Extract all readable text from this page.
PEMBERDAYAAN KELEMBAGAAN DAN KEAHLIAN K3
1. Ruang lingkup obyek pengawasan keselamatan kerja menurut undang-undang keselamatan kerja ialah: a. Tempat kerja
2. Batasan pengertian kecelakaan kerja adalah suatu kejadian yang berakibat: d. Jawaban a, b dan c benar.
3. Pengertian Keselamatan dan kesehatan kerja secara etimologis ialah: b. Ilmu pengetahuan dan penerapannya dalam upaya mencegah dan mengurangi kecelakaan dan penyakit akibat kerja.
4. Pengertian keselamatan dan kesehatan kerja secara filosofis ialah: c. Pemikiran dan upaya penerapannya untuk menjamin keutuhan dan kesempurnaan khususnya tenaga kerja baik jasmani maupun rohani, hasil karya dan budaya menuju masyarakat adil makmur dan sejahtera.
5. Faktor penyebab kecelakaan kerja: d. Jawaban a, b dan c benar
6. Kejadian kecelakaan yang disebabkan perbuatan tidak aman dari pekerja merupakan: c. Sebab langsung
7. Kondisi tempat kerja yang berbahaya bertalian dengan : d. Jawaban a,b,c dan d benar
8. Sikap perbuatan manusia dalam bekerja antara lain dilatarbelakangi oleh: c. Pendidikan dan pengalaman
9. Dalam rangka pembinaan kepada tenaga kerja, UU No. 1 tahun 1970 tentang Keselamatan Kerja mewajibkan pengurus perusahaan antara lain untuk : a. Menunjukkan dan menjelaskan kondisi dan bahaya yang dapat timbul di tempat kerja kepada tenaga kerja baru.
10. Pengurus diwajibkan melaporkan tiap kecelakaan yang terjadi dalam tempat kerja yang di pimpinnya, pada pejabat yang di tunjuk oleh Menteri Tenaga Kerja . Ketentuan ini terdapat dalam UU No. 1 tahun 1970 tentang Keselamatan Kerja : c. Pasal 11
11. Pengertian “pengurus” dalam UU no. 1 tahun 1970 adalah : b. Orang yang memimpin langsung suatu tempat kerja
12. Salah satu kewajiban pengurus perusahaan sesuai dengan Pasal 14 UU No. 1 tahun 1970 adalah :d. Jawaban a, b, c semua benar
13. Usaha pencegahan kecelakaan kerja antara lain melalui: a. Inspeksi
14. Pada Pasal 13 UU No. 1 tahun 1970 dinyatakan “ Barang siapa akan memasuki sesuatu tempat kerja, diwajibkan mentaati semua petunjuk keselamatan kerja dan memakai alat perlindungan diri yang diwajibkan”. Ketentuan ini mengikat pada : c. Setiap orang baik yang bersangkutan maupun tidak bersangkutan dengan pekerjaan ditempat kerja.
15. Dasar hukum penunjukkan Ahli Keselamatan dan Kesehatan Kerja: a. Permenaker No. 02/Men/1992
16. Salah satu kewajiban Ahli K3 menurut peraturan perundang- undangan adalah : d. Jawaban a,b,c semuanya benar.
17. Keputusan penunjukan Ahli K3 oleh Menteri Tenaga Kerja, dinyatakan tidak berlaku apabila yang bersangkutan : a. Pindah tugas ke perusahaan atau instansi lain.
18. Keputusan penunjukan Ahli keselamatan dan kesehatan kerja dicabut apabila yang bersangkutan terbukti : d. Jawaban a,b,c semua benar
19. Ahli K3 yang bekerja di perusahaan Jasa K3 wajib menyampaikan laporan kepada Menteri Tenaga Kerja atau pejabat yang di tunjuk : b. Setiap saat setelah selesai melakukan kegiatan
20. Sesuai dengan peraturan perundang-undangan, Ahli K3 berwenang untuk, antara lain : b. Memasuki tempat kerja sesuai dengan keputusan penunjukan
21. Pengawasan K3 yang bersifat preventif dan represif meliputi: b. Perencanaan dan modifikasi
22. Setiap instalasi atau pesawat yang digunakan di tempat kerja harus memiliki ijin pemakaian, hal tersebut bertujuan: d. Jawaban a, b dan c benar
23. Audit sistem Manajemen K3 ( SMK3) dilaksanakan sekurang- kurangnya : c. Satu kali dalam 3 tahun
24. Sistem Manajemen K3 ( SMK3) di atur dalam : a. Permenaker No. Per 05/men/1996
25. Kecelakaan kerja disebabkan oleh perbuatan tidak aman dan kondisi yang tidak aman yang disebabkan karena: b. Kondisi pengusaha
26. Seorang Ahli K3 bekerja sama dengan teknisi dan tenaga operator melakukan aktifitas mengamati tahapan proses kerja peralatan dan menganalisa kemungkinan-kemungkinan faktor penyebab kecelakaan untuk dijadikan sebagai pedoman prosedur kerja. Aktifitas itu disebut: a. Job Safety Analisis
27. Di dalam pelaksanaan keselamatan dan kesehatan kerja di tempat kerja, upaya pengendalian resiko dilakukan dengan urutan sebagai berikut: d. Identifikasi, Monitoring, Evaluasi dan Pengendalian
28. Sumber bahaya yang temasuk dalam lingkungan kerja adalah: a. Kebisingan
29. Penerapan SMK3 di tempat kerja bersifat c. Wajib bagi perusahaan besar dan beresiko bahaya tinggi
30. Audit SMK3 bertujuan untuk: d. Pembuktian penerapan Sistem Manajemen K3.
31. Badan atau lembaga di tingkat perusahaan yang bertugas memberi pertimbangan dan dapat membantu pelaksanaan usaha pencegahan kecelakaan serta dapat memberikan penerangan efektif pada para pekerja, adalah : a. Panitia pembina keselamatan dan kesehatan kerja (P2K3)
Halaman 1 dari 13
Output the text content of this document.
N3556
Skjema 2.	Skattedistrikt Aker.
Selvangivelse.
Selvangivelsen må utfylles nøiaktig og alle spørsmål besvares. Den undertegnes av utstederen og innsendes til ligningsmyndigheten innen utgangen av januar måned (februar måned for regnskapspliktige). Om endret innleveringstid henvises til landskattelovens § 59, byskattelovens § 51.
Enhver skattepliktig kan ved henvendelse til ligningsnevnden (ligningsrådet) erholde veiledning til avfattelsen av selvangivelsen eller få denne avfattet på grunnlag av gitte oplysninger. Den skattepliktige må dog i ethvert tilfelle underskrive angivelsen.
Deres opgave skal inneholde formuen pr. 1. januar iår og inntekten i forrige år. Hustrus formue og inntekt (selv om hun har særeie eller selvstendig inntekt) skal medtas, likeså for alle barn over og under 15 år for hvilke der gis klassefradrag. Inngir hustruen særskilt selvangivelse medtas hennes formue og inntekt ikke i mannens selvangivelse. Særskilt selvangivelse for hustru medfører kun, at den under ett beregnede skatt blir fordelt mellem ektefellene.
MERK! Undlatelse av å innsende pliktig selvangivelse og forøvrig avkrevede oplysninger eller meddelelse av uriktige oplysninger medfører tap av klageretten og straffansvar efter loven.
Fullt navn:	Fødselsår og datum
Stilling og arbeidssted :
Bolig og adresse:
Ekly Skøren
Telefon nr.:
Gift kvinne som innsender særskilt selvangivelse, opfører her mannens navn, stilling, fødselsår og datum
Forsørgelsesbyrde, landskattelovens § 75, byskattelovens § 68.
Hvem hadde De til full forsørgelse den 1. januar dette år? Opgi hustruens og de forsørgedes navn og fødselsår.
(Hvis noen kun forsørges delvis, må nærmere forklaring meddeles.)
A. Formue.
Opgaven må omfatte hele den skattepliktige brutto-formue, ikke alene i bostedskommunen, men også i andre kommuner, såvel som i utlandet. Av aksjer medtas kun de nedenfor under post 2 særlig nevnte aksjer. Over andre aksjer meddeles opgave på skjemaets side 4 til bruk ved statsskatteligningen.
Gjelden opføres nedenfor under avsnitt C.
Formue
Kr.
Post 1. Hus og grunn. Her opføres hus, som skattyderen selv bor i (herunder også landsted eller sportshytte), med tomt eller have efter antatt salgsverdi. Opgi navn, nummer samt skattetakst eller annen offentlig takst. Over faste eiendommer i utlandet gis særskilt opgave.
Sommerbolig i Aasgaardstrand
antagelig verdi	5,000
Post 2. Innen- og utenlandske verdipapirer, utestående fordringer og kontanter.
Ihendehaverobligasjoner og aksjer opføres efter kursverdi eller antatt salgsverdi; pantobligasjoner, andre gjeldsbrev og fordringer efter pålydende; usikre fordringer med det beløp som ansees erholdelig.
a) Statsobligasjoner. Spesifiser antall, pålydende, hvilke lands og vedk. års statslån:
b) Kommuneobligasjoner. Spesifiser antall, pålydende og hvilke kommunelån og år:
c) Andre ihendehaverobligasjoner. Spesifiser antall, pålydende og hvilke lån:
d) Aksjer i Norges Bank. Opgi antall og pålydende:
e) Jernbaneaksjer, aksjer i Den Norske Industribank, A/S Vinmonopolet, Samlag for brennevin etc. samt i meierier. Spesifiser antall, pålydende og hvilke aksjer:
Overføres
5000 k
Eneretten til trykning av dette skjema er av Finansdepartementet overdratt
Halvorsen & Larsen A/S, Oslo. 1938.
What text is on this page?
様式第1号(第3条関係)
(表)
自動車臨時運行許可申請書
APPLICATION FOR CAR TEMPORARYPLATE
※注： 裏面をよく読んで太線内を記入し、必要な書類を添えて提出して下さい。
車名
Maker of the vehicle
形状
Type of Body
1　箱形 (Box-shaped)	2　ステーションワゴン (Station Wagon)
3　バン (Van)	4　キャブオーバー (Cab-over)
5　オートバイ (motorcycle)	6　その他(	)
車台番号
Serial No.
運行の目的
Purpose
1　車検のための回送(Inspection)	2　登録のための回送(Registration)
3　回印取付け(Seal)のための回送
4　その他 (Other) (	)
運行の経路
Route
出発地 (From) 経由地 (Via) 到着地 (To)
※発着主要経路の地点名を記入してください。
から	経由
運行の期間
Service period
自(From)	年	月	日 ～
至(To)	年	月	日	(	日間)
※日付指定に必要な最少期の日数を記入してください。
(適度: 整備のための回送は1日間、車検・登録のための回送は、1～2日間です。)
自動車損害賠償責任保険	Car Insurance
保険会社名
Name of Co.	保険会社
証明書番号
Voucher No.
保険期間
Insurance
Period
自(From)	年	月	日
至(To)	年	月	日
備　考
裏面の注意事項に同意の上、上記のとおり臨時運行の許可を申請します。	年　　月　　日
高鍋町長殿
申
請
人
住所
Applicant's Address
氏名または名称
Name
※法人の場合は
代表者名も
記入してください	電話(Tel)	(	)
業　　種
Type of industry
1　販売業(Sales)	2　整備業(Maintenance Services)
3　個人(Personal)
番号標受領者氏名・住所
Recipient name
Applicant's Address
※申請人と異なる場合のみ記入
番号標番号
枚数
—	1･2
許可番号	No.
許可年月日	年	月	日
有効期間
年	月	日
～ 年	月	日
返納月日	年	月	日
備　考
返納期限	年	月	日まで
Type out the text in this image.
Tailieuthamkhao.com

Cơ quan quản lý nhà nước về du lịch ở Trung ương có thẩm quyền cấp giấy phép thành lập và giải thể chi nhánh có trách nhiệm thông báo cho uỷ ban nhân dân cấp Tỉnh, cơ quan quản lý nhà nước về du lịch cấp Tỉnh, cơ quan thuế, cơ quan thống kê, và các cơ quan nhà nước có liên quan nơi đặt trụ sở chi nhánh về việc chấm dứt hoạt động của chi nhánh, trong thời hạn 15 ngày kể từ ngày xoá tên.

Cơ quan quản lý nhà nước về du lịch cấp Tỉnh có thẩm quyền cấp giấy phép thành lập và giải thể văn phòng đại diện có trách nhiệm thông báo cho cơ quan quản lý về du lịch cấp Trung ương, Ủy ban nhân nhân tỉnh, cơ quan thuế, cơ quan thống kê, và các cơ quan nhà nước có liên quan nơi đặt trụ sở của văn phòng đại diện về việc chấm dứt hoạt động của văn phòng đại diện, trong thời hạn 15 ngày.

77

§ §

- _WHAT YOU NEED TO DO_: Gather from the data above every line with the string "penunjukan".

- _OUTPUT FOR THIS EXERCISE_:
17. Keputusan penunjukan Ahli K3 oleh Menteri Tenaga Kerja, dinyatakan tidak berlaku apabila yang bersangkutan : a. Pindah tugas ke perusahaan atau instansi lain.
18. Keputusan penunjukan Ahli keselamatan dan kesehatan kerja dicabut apabila yang bersangkutan terbukti : d. Jawaban a,b,c semua benar
20. Sesuai dengan peraturan perundang-undangan, Ahli K3 berwenang untuk, antara lain : b. Memasuki tempat kerja sesuai dengan keputusan penunjukan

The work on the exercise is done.